[start PROVIDED DATA]

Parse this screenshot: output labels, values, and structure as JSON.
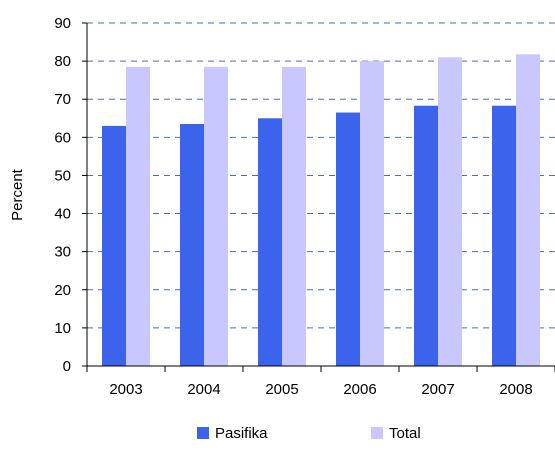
{
  "chart_data": {
    "type": "bar",
    "categories": [
      "2003",
      "2004",
      "2005",
      "2006",
      "2007",
      "2008"
    ],
    "series": [
      {
        "name": "Pasifika",
        "values": [
          63,
          63.5,
          65,
          66.5,
          68.3,
          68.3
        ],
        "color": "#3b63ec"
      },
      {
        "name": "Total",
        "values": [
          78.5,
          78.5,
          78.5,
          80,
          81,
          81.8
        ],
        "color": "#c8c8ff"
      }
    ],
    "title": "",
    "xlabel": "",
    "ylabel": "Percent",
    "ylim": [
      0,
      90
    ],
    "yticks": [
      0,
      10,
      20,
      30,
      40,
      50,
      60,
      70,
      80,
      90
    ],
    "grid": "horizontal dashed",
    "legend_position": "bottom"
  }
}
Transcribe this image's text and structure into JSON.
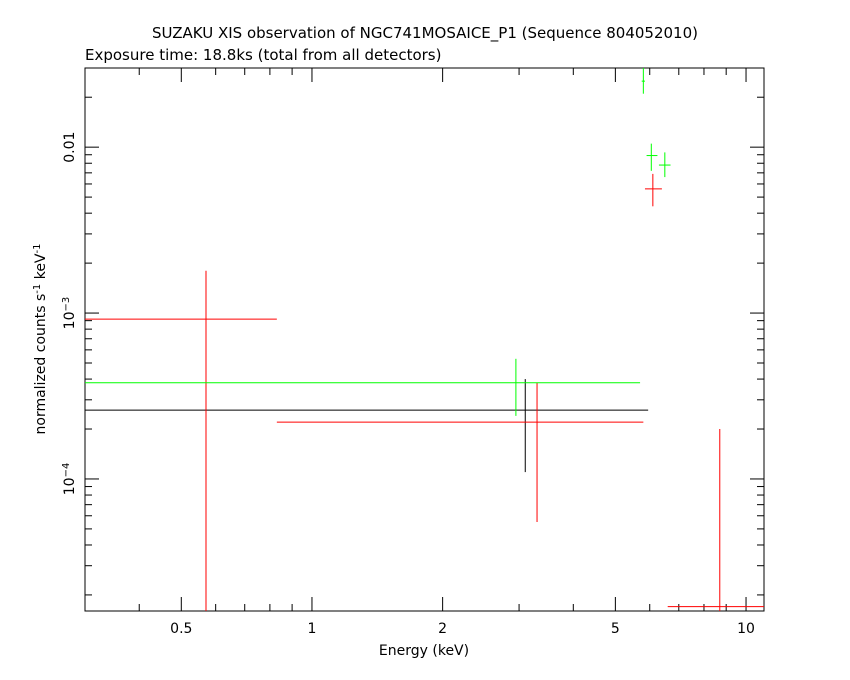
{
  "chart_data": {
    "type": "scatter",
    "title": "SUZAKU XIS observation of NGC741MOSAICE_P1 (Sequence 804052010)",
    "subtitle": "Exposure time: 18.8ks (total from all detectors)",
    "xlabel": "Energy (keV)",
    "ylabel": {
      "prefix": "normalized counts s",
      "exp1": "-1",
      "middle": " keV",
      "exp2": "-1"
    },
    "xscale": "log",
    "yscale": "log",
    "xlim": [
      0.3,
      11.0
    ],
    "ylim": [
      1.6e-05,
      0.03
    ],
    "x_ticks": [
      {
        "value": 0.5,
        "label": "0.5"
      },
      {
        "value": 1,
        "label": "1"
      },
      {
        "value": 2,
        "label": "2"
      },
      {
        "value": 5,
        "label": "5"
      },
      {
        "value": 10,
        "label": "10"
      }
    ],
    "y_ticks": [
      {
        "value": 0.0001,
        "base": "10",
        "exp": "−4"
      },
      {
        "value": 0.001,
        "base": "10",
        "exp": "−3"
      },
      {
        "value": 0.01,
        "label": "0.01"
      }
    ],
    "grid": false,
    "series": [
      {
        "color": "#000000",
        "points": [
          {
            "x": 3.1,
            "xlo": 0.3,
            "xhi": 5.95,
            "y": 0.00026,
            "ylo": 0.00011,
            "yhi": 0.0004
          }
        ]
      },
      {
        "color": "#ff0000",
        "points": [
          {
            "x": 0.57,
            "xlo": 0.3,
            "xhi": 0.83,
            "y": 0.00092,
            "ylo": 1.6e-05,
            "yhi": 0.0018
          },
          {
            "x": 3.3,
            "xlo": 0.83,
            "xhi": 5.8,
            "y": 0.00022,
            "ylo": 5.5e-05,
            "yhi": 0.00038
          },
          {
            "x": 6.1,
            "xlo": 5.85,
            "xhi": 6.4,
            "y": 0.0056,
            "ylo": 0.0044,
            "yhi": 0.0069
          },
          {
            "x": 8.7,
            "xlo": 6.6,
            "xhi": 11.0,
            "y": 1.7e-05,
            "ylo": 1.6e-05,
            "yhi": 0.0002
          }
        ]
      },
      {
        "color": "#00ff00",
        "points": [
          {
            "x": 2.95,
            "xlo": 0.3,
            "xhi": 5.7,
            "y": 0.00038,
            "ylo": 0.00024,
            "yhi": 0.00053
          },
          {
            "x": 5.8,
            "xlo": 5.75,
            "xhi": 5.85,
            "y": 0.025,
            "ylo": 0.021,
            "yhi": 0.03
          },
          {
            "x": 6.05,
            "xlo": 5.9,
            "xhi": 6.25,
            "y": 0.0089,
            "ylo": 0.0072,
            "yhi": 0.0105
          },
          {
            "x": 6.5,
            "xlo": 6.3,
            "xhi": 6.7,
            "y": 0.0078,
            "ylo": 0.0066,
            "yhi": 0.0093
          }
        ]
      }
    ]
  }
}
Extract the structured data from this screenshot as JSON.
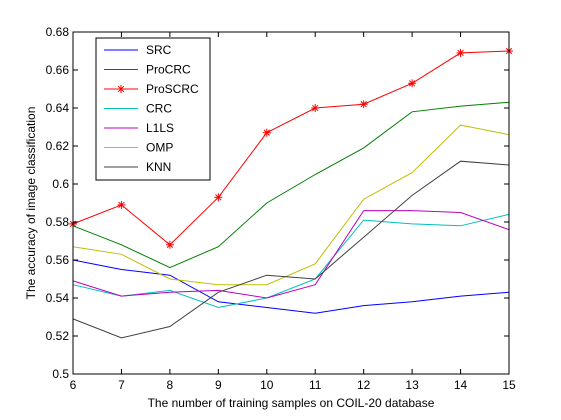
{
  "chart_data": {
    "type": "line",
    "title": "",
    "xlabel": "The number of training samples on COIL-20 database",
    "ylabel": "The accuracy of image classification",
    "xlim": [
      6,
      15
    ],
    "ylim": [
      0.5,
      0.68
    ],
    "x": [
      6,
      7,
      8,
      9,
      10,
      11,
      12,
      13,
      14,
      15
    ],
    "xticks": [
      "6",
      "7",
      "8",
      "9",
      "10",
      "11",
      "12",
      "13",
      "14",
      "15"
    ],
    "yticks": [
      "0.5",
      "0.52",
      "0.54",
      "0.56",
      "0.58",
      "0.6",
      "0.62",
      "0.64",
      "0.66",
      "0.68"
    ],
    "grid": false,
    "legend_position": "top-left",
    "series": [
      {
        "name": "SRC",
        "color": "#0000ff",
        "marker": "none",
        "values": [
          0.56,
          0.555,
          0.552,
          0.538,
          0.535,
          0.532,
          0.536,
          0.538,
          0.541,
          0.543
        ]
      },
      {
        "name": "ProCRC",
        "color": "#007f00",
        "marker": "none",
        "values": [
          0.578,
          0.568,
          0.556,
          0.567,
          0.59,
          0.605,
          0.619,
          0.638,
          0.641,
          0.643
        ]
      },
      {
        "name": "ProSCRC",
        "color": "#ff0000",
        "marker": "asterisk",
        "values": [
          0.579,
          0.589,
          0.568,
          0.593,
          0.627,
          0.64,
          0.642,
          0.653,
          0.669,
          0.67
        ]
      },
      {
        "name": "CRC",
        "color": "#00bfbf",
        "marker": "none",
        "values": [
          0.547,
          0.541,
          0.544,
          0.535,
          0.54,
          0.55,
          0.581,
          0.579,
          0.578,
          0.584
        ]
      },
      {
        "name": "L1LS",
        "color": "#bf00bf",
        "marker": "none",
        "values": [
          0.549,
          0.541,
          0.543,
          0.544,
          0.54,
          0.547,
          0.586,
          0.586,
          0.585,
          0.576
        ]
      },
      {
        "name": "OMP",
        "color": "#bfbf00",
        "marker": "none",
        "values": [
          0.567,
          0.563,
          0.55,
          0.547,
          0.547,
          0.558,
          0.592,
          0.606,
          0.631,
          0.626
        ]
      },
      {
        "name": "KNN",
        "color": "#404040",
        "marker": "none",
        "values": [
          0.529,
          0.519,
          0.525,
          0.543,
          0.552,
          0.55,
          0.572,
          0.594,
          0.612,
          0.61
        ]
      }
    ]
  }
}
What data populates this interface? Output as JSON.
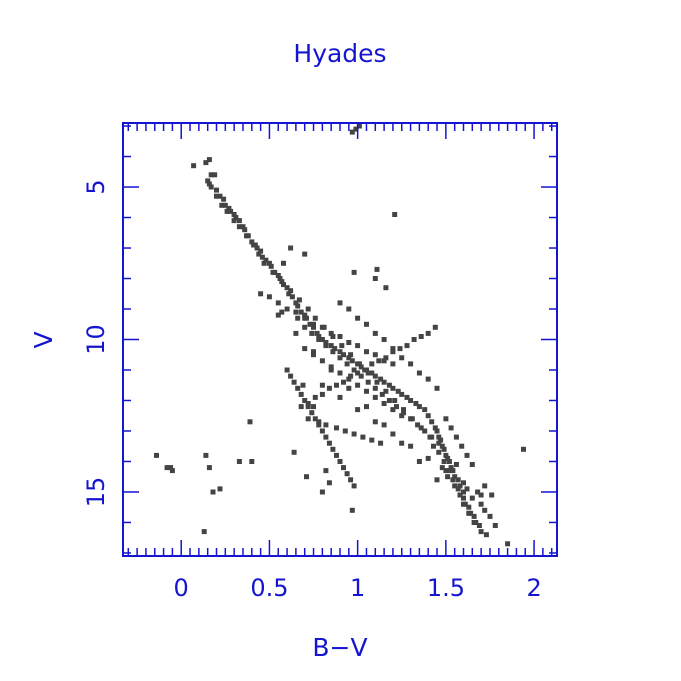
{
  "chart_data": {
    "type": "scatter",
    "title": "Hyades",
    "xlabel": "B−V",
    "ylabel": "V",
    "xlim": [
      -0.33,
      2.13
    ],
    "ylim": [
      17.1,
      2.9
    ],
    "y_inverted": true,
    "xticks": [
      "0",
      "0.5",
      "1",
      "1.5",
      "2"
    ],
    "yticks": [
      "5",
      "10",
      "15"
    ],
    "grid": false,
    "legend": "none",
    "colors": {
      "axis": "#1515d0",
      "points": "#444444",
      "background": "#ffffff"
    },
    "x": [
      0.07,
      0.14,
      0.16,
      0.17,
      0.15,
      0.16,
      0.17,
      0.19,
      0.2,
      0.22,
      0.24,
      0.25,
      0.27,
      0.28,
      0.3,
      0.31,
      0.33,
      0.35,
      0.36,
      0.38,
      0.4,
      0.42,
      0.43,
      0.45,
      0.46,
      0.48,
      0.5,
      0.51,
      0.53,
      0.55,
      0.56,
      0.58,
      0.6,
      0.61,
      0.63,
      0.65,
      0.66,
      0.68,
      0.7,
      0.71,
      0.73,
      0.75,
      0.77,
      0.78,
      0.8,
      0.82,
      0.85,
      0.87,
      0.9,
      0.92,
      0.95,
      0.97,
      1.0,
      1.02,
      1.05,
      1.08,
      1.1,
      1.13,
      1.15,
      1.18,
      1.2,
      1.23,
      1.25,
      1.28,
      1.3,
      1.33,
      1.35,
      1.38,
      1.4,
      1.42,
      1.44,
      1.45,
      1.46,
      1.47,
      1.48,
      1.49,
      1.5,
      1.51,
      1.52,
      1.53,
      1.54,
      1.55,
      1.56,
      1.57,
      1.58,
      1.6,
      1.62,
      1.65,
      1.68,
      1.7,
      1.72,
      1.75,
      1.78,
      1.85,
      1.94,
      0.2,
      0.23,
      0.26,
      0.3,
      0.33,
      0.37,
      0.41,
      0.44,
      0.47,
      0.52,
      0.57,
      0.62,
      0.67,
      0.72,
      0.76,
      0.81,
      0.86,
      0.91,
      0.96,
      1.01,
      1.06,
      1.11,
      1.16,
      1.21,
      1.26,
      1.31,
      1.36,
      1.41,
      1.43,
      1.46,
      1.49,
      1.52,
      1.54,
      1.57,
      1.6,
      1.63,
      1.66,
      1.69,
      1.73,
      0.45,
      0.5,
      0.55,
      0.6,
      0.65,
      0.7,
      0.75,
      0.8,
      0.85,
      0.9,
      0.95,
      1.0,
      1.05,
      1.1,
      1.15,
      1.2,
      0.9,
      0.95,
      1.0,
      1.05,
      1.1,
      1.15,
      1.2,
      1.25,
      1.3,
      1.35,
      1.4,
      1.45,
      0.7,
      0.75,
      0.8,
      0.85,
      0.9,
      0.95,
      1.0,
      1.05,
      1.1,
      1.15,
      1.2,
      1.25,
      0.72,
      0.78,
      0.82,
      0.88,
      0.93,
      0.98,
      1.03,
      1.08,
      1.13,
      0.6,
      0.62,
      0.64,
      0.66,
      0.68,
      0.7,
      0.72,
      0.74,
      0.76,
      0.78,
      0.8,
      0.82,
      0.84,
      0.86,
      0.88,
      0.9,
      0.92,
      0.94,
      0.96,
      0.98,
      0.7,
      0.74,
      0.78,
      0.82,
      0.86,
      0.9,
      0.94,
      0.98,
      1.02,
      1.06,
      1.1,
      1.14,
      1.18,
      1.22,
      1.26,
      1.3,
      1.34,
      1.38,
      1.42,
      1.46,
      0.55,
      0.65,
      0.75,
      0.85,
      0.95,
      1.05,
      1.15,
      1.25,
      1.35,
      1.45,
      0.8,
      0.9,
      1.0,
      1.1,
      1.2,
      1.3,
      1.4,
      1.5,
      1.6,
      1.7,
      0.68,
      0.72,
      0.76,
      0.8,
      0.84,
      0.88,
      0.92,
      0.96,
      1.0,
      1.04,
      1.08,
      1.12,
      1.16,
      1.2,
      1.24,
      1.28,
      1.32,
      1.36,
      1.4,
      1.44,
      1.5,
      1.53,
      1.56,
      1.59,
      1.62,
      1.65,
      1.48,
      1.51,
      1.55,
      1.58,
      1.61,
      1.64,
      1.67,
      1.72,
      1.76,
      1.6,
      1.63,
      1.66,
      1.7,
      -0.14,
      -0.08,
      -0.06,
      -0.05,
      0.14,
      0.16,
      0.18,
      0.22,
      0.33,
      0.4,
      0.13,
      0.97,
      0.99,
      1.01,
      1.21,
      0.98,
      1.11,
      1.1,
      1.16,
      0.39,
      0.57,
      0.66,
      0.69,
      0.75,
      0.82,
      0.84,
      0.64,
      0.71,
      0.8,
      0.97,
      0.58,
      0.62,
      0.7
    ],
    "y": [
      4.3,
      4.2,
      4.1,
      4.6,
      4.8,
      4.9,
      5.0,
      4.6,
      5.1,
      5.3,
      5.4,
      5.6,
      5.7,
      5.8,
      5.9,
      6.0,
      6.1,
      6.3,
      6.4,
      6.6,
      6.8,
      6.9,
      7.0,
      7.1,
      7.3,
      7.4,
      7.5,
      7.6,
      7.8,
      7.9,
      8.0,
      8.2,
      8.3,
      8.5,
      8.6,
      8.8,
      8.9,
      9.1,
      9.2,
      9.3,
      9.5,
      9.6,
      9.8,
      9.9,
      10.0,
      10.1,
      10.2,
      10.3,
      10.4,
      10.5,
      10.6,
      10.7,
      10.8,
      10.9,
      11.0,
      11.1,
      11.2,
      11.3,
      11.4,
      11.5,
      11.6,
      11.7,
      11.8,
      11.9,
      12.0,
      12.1,
      12.2,
      12.3,
      12.5,
      12.7,
      12.9,
      13.0,
      13.2,
      13.3,
      13.5,
      13.6,
      13.8,
      13.9,
      14.0,
      14.2,
      14.3,
      14.5,
      14.1,
      14.6,
      14.8,
      15.0,
      14.9,
      15.2,
      15.0,
      15.4,
      15.6,
      15.8,
      16.1,
      16.7,
      13.6,
      5.3,
      5.6,
      5.8,
      6.1,
      6.3,
      6.6,
      6.9,
      7.2,
      7.5,
      7.8,
      8.1,
      8.4,
      8.7,
      9.0,
      9.3,
      9.6,
      9.9,
      10.2,
      10.5,
      10.8,
      11.1,
      11.4,
      11.7,
      12.0,
      12.3,
      12.6,
      12.9,
      13.2,
      13.5,
      13.7,
      14.0,
      14.3,
      14.6,
      14.9,
      15.2,
      15.5,
      15.8,
      16.1,
      16.4,
      8.5,
      8.6,
      8.8,
      9.0,
      9.1,
      9.3,
      9.5,
      9.6,
      9.8,
      9.9,
      10.1,
      10.2,
      10.4,
      10.5,
      10.7,
      10.8,
      8.8,
      9.0,
      9.3,
      9.5,
      9.8,
      10.0,
      10.3,
      10.6,
      10.8,
      11.1,
      11.3,
      11.6,
      10.3,
      10.5,
      10.7,
      10.9,
      11.1,
      11.3,
      11.5,
      11.7,
      11.9,
      12.1,
      12.3,
      12.5,
      12.6,
      12.7,
      12.8,
      12.9,
      13.0,
      13.1,
      13.2,
      13.3,
      13.4,
      11.0,
      11.2,
      11.4,
      11.6,
      11.8,
      12.0,
      12.2,
      12.4,
      12.6,
      12.8,
      13.0,
      13.2,
      13.4,
      13.6,
      13.8,
      14.0,
      14.2,
      14.4,
      14.6,
      14.8,
      9.6,
      9.8,
      10.0,
      10.2,
      10.4,
      10.6,
      10.8,
      11.0,
      11.2,
      11.4,
      11.6,
      11.8,
      12.0,
      12.2,
      12.4,
      12.6,
      12.8,
      13.0,
      13.2,
      13.4,
      9.2,
      9.8,
      10.4,
      11.0,
      11.6,
      12.2,
      12.8,
      13.4,
      14.0,
      14.6,
      11.5,
      11.9,
      12.3,
      12.7,
      13.1,
      13.5,
      13.9,
      14.3,
      14.7,
      15.1,
      12.2,
      12.1,
      11.9,
      11.8,
      11.6,
      11.5,
      11.4,
      11.2,
      11.1,
      11.0,
      10.8,
      10.7,
      10.6,
      10.4,
      10.3,
      10.2,
      10.0,
      9.9,
      9.8,
      9.6,
      12.6,
      12.9,
      13.2,
      13.5,
      13.8,
      14.1,
      14.2,
      14.5,
      14.8,
      15.1,
      15.4,
      15.7,
      16.0,
      14.8,
      15.1,
      15.4,
      15.7,
      16.0,
      16.3,
      13.8,
      14.2,
      14.2,
      14.3,
      13.8,
      14.2,
      15.0,
      14.9,
      14.0,
      14.0,
      16.3,
      3.2,
      3.1,
      3.0,
      5.9,
      7.8,
      7.7,
      8.0,
      8.3,
      12.7,
      9.1,
      9.3,
      11.5,
      12.2,
      14.3,
      14.7,
      13.7,
      14.5,
      15.0,
      15.6,
      7.5,
      7.0,
      7.2
    ]
  }
}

[end PROVIDED DATA]

AIM — Return all lines of the material above in which the word "ylabel" occurs.

THE RESULT —
    "ylabel": "Percent",
    "ylabel": {
    "ylabel": "The accuracy of image classification",
    "ylabel": "V",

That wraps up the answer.